SET TASK - Retype the records below exactly as they appear.

Items from a figure collection -
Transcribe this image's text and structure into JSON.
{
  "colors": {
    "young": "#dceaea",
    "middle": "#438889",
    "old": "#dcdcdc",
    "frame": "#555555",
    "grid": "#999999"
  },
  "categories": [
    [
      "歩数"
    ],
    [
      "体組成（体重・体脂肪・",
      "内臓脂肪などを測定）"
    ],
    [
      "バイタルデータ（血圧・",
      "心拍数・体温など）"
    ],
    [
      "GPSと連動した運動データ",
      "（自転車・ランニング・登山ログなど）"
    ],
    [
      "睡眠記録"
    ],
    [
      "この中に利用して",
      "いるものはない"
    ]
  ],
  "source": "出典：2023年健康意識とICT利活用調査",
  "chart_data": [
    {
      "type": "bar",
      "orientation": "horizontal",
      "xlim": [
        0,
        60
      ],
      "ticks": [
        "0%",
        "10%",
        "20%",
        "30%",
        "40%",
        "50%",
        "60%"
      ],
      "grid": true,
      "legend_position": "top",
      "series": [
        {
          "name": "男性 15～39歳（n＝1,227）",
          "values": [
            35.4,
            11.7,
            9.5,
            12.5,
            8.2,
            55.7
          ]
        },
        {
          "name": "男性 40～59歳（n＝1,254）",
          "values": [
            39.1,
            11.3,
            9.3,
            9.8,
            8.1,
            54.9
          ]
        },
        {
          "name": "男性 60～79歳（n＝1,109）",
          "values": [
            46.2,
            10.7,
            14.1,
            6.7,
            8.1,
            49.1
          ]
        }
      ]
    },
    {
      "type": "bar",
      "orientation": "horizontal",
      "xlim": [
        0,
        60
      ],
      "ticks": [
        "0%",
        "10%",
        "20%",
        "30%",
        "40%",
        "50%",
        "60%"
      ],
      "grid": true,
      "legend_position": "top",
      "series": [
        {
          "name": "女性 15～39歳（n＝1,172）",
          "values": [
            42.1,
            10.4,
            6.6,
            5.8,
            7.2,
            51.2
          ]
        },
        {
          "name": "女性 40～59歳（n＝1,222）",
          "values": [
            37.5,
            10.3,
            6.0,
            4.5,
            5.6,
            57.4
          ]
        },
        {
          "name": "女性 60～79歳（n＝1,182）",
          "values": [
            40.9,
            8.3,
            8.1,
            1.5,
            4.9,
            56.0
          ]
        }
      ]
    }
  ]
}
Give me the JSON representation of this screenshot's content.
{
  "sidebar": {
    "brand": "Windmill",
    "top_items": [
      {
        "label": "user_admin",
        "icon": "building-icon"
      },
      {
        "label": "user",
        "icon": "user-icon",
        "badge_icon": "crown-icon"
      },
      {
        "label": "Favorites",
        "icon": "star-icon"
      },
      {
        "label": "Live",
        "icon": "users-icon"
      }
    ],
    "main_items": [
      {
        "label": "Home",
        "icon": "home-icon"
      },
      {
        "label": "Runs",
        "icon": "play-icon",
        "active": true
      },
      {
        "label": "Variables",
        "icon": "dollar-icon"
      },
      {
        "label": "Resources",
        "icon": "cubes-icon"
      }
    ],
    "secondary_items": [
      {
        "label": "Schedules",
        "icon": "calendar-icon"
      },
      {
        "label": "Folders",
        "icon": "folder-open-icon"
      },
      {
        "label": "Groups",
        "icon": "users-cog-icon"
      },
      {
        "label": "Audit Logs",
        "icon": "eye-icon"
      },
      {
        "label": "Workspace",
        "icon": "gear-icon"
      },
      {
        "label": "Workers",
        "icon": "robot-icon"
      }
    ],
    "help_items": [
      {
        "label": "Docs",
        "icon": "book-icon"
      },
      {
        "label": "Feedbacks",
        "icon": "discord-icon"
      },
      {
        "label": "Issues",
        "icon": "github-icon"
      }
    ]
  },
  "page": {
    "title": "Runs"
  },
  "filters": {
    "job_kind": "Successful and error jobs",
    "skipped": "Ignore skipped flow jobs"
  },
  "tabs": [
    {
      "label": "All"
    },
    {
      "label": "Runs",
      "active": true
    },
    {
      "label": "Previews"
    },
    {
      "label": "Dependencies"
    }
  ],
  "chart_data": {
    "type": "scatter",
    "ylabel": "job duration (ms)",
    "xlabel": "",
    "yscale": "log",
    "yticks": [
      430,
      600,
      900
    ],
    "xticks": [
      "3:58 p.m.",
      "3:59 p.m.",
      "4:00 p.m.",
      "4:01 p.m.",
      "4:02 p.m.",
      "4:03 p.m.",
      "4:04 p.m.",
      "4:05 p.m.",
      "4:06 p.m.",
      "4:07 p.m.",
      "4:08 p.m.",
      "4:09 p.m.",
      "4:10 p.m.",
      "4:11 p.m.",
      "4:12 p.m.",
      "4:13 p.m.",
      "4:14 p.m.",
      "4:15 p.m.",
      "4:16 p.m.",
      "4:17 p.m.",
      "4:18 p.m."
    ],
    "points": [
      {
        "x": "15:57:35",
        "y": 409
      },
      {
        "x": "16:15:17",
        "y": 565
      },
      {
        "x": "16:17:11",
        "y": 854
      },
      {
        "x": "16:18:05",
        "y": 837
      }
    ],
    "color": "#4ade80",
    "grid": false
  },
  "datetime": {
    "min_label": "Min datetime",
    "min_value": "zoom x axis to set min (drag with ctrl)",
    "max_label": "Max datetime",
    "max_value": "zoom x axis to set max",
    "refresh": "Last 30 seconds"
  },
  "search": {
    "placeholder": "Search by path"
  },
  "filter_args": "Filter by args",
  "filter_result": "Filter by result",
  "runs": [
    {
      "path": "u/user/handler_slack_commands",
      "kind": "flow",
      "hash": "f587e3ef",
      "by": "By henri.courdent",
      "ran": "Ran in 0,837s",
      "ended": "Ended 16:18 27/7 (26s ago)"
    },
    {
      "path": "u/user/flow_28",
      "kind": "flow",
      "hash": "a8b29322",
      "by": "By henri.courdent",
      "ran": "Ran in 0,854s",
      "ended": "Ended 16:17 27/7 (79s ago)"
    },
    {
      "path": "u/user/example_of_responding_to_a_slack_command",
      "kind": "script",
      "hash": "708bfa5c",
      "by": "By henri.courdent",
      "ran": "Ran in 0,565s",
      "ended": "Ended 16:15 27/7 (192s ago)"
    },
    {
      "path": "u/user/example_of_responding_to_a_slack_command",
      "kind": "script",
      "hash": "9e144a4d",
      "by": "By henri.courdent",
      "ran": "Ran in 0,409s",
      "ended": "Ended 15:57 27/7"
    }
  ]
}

ANSWER BELOW -
Transcribe this image's text and structure into JSON.
{
  "colors": {
    "young": "#dceaea",
    "middle": "#438889",
    "old": "#dcdcdc",
    "frame": "#555555",
    "grid": "#999999"
  },
  "categories": [
    [
      "歩数"
    ],
    [
      "体組成（体重・体脂肪・",
      "内臓脂肪などを測定）"
    ],
    [
      "バイタルデータ（血圧・",
      "心拍数・体温など）"
    ],
    [
      "GPSと連動した運動データ",
      "（自転車・ランニング・登山ログなど）"
    ],
    [
      "睡眠記録"
    ],
    [
      "この中に利用して",
      "いるものはない"
    ]
  ],
  "source": "出典：2023年健康意識とICT利活用調査",
  "chart_data": [
    {
      "type": "bar",
      "orientation": "horizontal",
      "xlim": [
        0,
        60
      ],
      "ticks": [
        "0%",
        "10%",
        "20%",
        "30%",
        "40%",
        "50%",
        "60%"
      ],
      "grid": true,
      "legend_position": "top",
      "series": [
        {
          "name": "男性 15～39歳（n＝1,227）",
          "values": [
            35.4,
            11.7,
            9.5,
            12.5,
            8.2,
            55.7
          ]
        },
        {
          "name": "男性 40～59歳（n＝1,254）",
          "values": [
            39.1,
            11.3,
            9.3,
            9.8,
            8.1,
            54.9
          ]
        },
        {
          "name": "男性 60～79歳（n＝1,109）",
          "values": [
            46.2,
            10.7,
            14.1,
            6.7,
            8.1,
            49.1
          ]
        }
      ]
    },
    {
      "type": "bar",
      "orientation": "horizontal",
      "xlim": [
        0,
        60
      ],
      "ticks": [
        "0%",
        "10%",
        "20%",
        "30%",
        "40%",
        "50%",
        "60%"
      ],
      "grid": true,
      "legend_position": "top",
      "series": [
        {
          "name": "女性 15～39歳（n＝1,172）",
          "values": [
            42.1,
            10.4,
            6.6,
            5.8,
            7.2,
            51.2
          ]
        },
        {
          "name": "女性 40～59歳（n＝1,222）",
          "values": [
            37.5,
            10.3,
            6.0,
            4.5,
            5.6,
            57.4
          ]
        },
        {
          "name": "女性 60～79歳（n＝1,182）",
          "values": [
            40.9,
            8.3,
            8.1,
            1.5,
            4.9,
            56.0
          ]
        }
      ]
    }
  ]
}
Give me the JSON representation of this screenshot's content.
{
  "sidebar": {
    "brand": "Windmill",
    "top_items": [
      {
        "label": "user_admin",
        "icon": "building-icon"
      },
      {
        "label": "user",
        "icon": "user-icon",
        "badge_icon": "crown-icon"
      },
      {
        "label": "Favorites",
        "icon": "star-icon"
      },
      {
        "label": "Live",
        "icon": "users-icon"
      }
    ],
    "main_items": [
      {
        "label": "Home",
        "icon": "home-icon"
      },
      {
        "label": "Runs",
        "icon": "play-icon",
        "active": true
      },
      {
        "label": "Variables",
        "icon": "dollar-icon"
      },
      {
        "label": "Resources",
        "icon": "cubes-icon"
      }
    ],
    "secondary_items": [
      {
        "label": "Schedules",
        "icon": "calendar-icon"
      },
      {
        "label": "Folders",
        "icon": "folder-open-icon"
      },
      {
        "label": "Groups",
        "icon": "users-cog-icon"
      },
      {
        "label": "Audit Logs",
        "icon": "eye-icon"
      },
      {
        "label": "Workspace",
        "icon": "gear-icon"
      },
      {
        "label": "Workers",
        "icon": "robot-icon"
      }
    ],
    "help_items": [
      {
        "label": "Docs",
        "icon": "book-icon"
      },
      {
        "label": "Feedbacks",
        "icon": "discord-icon"
      },
      {
        "label": "Issues",
        "icon": "github-icon"
      }
    ]
  },
  "page": {
    "title": "Runs"
  },
  "filters": {
    "job_kind": "Successful and error jobs",
    "skipped": "Ignore skipped flow jobs"
  },
  "tabs": [
    {
      "label": "All"
    },
    {
      "label": "Runs",
      "active": true
    },
    {
      "label": "Previews"
    },
    {
      "label": "Dependencies"
    }
  ],
  "chart_data": {
    "type": "scatter",
    "ylabel": "job duration (ms)",
    "xlabel": "",
    "yscale": "log",
    "yticks": [
      430,
      600,
      900
    ],
    "xticks": [
      "3:58 p.m.",
      "3:59 p.m.",
      "4:00 p.m.",
      "4:01 p.m.",
      "4:02 p.m.",
      "4:03 p.m.",
      "4:04 p.m.",
      "4:05 p.m.",
      "4:06 p.m.",
      "4:07 p.m.",
      "4:08 p.m.",
      "4:09 p.m.",
      "4:10 p.m.",
      "4:11 p.m.",
      "4:12 p.m.",
      "4:13 p.m.",
      "4:14 p.m.",
      "4:15 p.m.",
      "4:16 p.m.",
      "4:17 p.m.",
      "4:18 p.m."
    ],
    "points": [
      {
        "x": "15:57:35",
        "y": 409
      },
      {
        "x": "16:15:17",
        "y": 565
      },
      {
        "x": "16:17:11",
        "y": 854
      },
      {
        "x": "16:18:05",
        "y": 837
      }
    ],
    "color": "#4ade80",
    "grid": false
  },
  "datetime": {
    "min_label": "Min datetime",
    "min_value": "zoom x axis to set min (drag with ctrl)",
    "max_label": "Max datetime",
    "max_value": "zoom x axis to set max",
    "refresh": "Last 30 seconds"
  },
  "search": {
    "placeholder": "Search by path"
  },
  "filter_args": "Filter by args",
  "filter_result": "Filter by result",
  "runs": [
    {
      "path": "u/user/handler_slack_commands",
      "kind": "flow",
      "hash": "f587e3ef",
      "by": "By henri.courdent",
      "ran": "Ran in 0,837s",
      "ended": "Ended 16:18 27/7 (26s ago)"
    },
    {
      "path": "u/user/flow_28",
      "kind": "flow",
      "hash": "a8b29322",
      "by": "By henri.courdent",
      "ran": "Ran in 0,854s",
      "ended": "Ended 16:17 27/7 (79s ago)"
    },
    {
      "path": "u/user/example_of_responding_to_a_slack_command",
      "kind": "script",
      "hash": "708bfa5c",
      "by": "By henri.courdent",
      "ran": "Ran in 0,565s",
      "ended": "Ended 16:15 27/7 (192s ago)"
    },
    {
      "path": "u/user/example_of_responding_to_a_slack_command",
      "kind": "script",
      "hash": "9e144a4d",
      "by": "By henri.courdent",
      "ran": "Ran in 0,409s",
      "ended": "Ended 15:57 27/7"
    }
  ]
}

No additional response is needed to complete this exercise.